• Data entries:

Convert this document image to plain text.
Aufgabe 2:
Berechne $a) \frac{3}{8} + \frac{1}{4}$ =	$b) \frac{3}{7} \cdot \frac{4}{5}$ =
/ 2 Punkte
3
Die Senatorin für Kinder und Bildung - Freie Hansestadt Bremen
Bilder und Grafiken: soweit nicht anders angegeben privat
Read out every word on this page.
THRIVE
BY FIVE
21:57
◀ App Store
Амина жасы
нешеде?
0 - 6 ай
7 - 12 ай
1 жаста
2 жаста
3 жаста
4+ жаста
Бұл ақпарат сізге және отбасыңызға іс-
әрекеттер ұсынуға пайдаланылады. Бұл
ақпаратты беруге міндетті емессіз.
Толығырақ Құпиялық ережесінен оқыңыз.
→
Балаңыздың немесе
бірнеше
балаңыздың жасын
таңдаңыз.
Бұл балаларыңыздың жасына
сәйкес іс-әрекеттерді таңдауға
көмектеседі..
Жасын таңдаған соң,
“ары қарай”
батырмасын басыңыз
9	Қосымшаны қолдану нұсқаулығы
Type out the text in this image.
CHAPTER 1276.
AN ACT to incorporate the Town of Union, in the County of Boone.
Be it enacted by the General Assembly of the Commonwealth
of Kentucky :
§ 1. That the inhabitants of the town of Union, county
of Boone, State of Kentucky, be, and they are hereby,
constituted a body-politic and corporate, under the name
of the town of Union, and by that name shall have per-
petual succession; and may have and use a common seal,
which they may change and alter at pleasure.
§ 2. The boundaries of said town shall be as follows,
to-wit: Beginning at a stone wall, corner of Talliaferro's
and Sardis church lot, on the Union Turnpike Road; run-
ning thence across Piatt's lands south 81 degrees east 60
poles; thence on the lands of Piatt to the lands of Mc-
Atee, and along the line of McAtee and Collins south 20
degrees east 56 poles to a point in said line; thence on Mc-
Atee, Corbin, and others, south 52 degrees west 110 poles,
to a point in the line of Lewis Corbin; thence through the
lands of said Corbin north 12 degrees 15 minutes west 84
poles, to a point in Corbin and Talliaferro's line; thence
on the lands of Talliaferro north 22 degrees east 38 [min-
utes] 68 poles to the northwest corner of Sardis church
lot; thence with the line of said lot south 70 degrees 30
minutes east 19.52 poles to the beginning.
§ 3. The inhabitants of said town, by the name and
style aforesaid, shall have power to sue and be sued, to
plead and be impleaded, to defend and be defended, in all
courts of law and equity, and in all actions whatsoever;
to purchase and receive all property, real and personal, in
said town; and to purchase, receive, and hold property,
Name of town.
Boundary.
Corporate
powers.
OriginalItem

• Requirement:
Each entry is to be returned in full, character for character.

• Result of this task:
Convert this document image to plain text.
Aufgabe 2:
Berechne $a) \frac{3}{8} + \frac{1}{4}$ =	$b) \frac{3}{7} \cdot \frac{4}{5}$ =
/ 2 Punkte
3
Die Senatorin für Kinder und Bildung - Freie Hansestadt Bremen
Bilder und Grafiken: soweit nicht anders angegeben privat
Read out every word on this page.
THRIVE
BY FIVE
21:57
◀ App Store
Амина жасы
нешеде?
0 - 6 ай
7 - 12 ай
1 жаста
2 жаста
3 жаста
4+ жаста
Бұл ақпарат сізге және отбасыңызға іс-
әрекеттер ұсынуға пайдаланылады. Бұл
ақпаратты беруге міндетті емессіз.
Толығырақ Құпиялық ережесінен оқыңыз.
→
Балаңыздың немесе
бірнеше
балаңыздың жасын
таңдаңыз.
Бұл балаларыңыздың жасына
сәйкес іс-әрекеттерді таңдауға
көмектеседі..
Жасын таңдаған соң,
“ары қарай”
батырмасын басыңыз
9	Қосымшаны қолдану нұсқаулығы
Type out the text in this image.
CHAPTER 1276.
AN ACT to incorporate the Town of Union, in the County of Boone.
Be it enacted by the General Assembly of the Commonwealth
of Kentucky :
§ 1. That the inhabitants of the town of Union, county
of Boone, State of Kentucky, be, and they are hereby,
constituted a body-politic and corporate, under the name
of the town of Union, and by that name shall have per-
petual succession; and may have and use a common seal,
which they may change and alter at pleasure.
§ 2. The boundaries of said town shall be as follows,
to-wit: Beginning at a stone wall, corner of Talliaferro's
and Sardis church lot, on the Union Turnpike Road; run-
ning thence across Piatt's lands south 81 degrees east 60
poles; thence on the lands of Piatt to the lands of Mc-
Atee, and along the line of McAtee and Collins south 20
degrees east 56 poles to a point in said line; thence on Mc-
Atee, Corbin, and others, south 52 degrees west 110 poles,
to a point in the line of Lewis Corbin; thence through the
lands of said Corbin north 12 degrees 15 minutes west 84
poles, to a point in Corbin and Talliaferro's line; thence
on the lands of Talliaferro north 22 degrees east 38 [min-
utes] 68 poles to the northwest corner of Sardis church
lot; thence with the line of said lot south 70 degrees 30
minutes east 19.52 poles to the beginning.
§ 3. The inhabitants of said town, by the name and
style aforesaid, shall have power to sue and be sued, to
plead and be impleaded, to defend and be defended, in all
courts of law and equity, and in all actions whatsoever;
to purchase and receive all property, real and personal, in
said town; and to purchase, receive, and hold property,
Name of town.
Boundary.
Corporate
powers.
OriginalItem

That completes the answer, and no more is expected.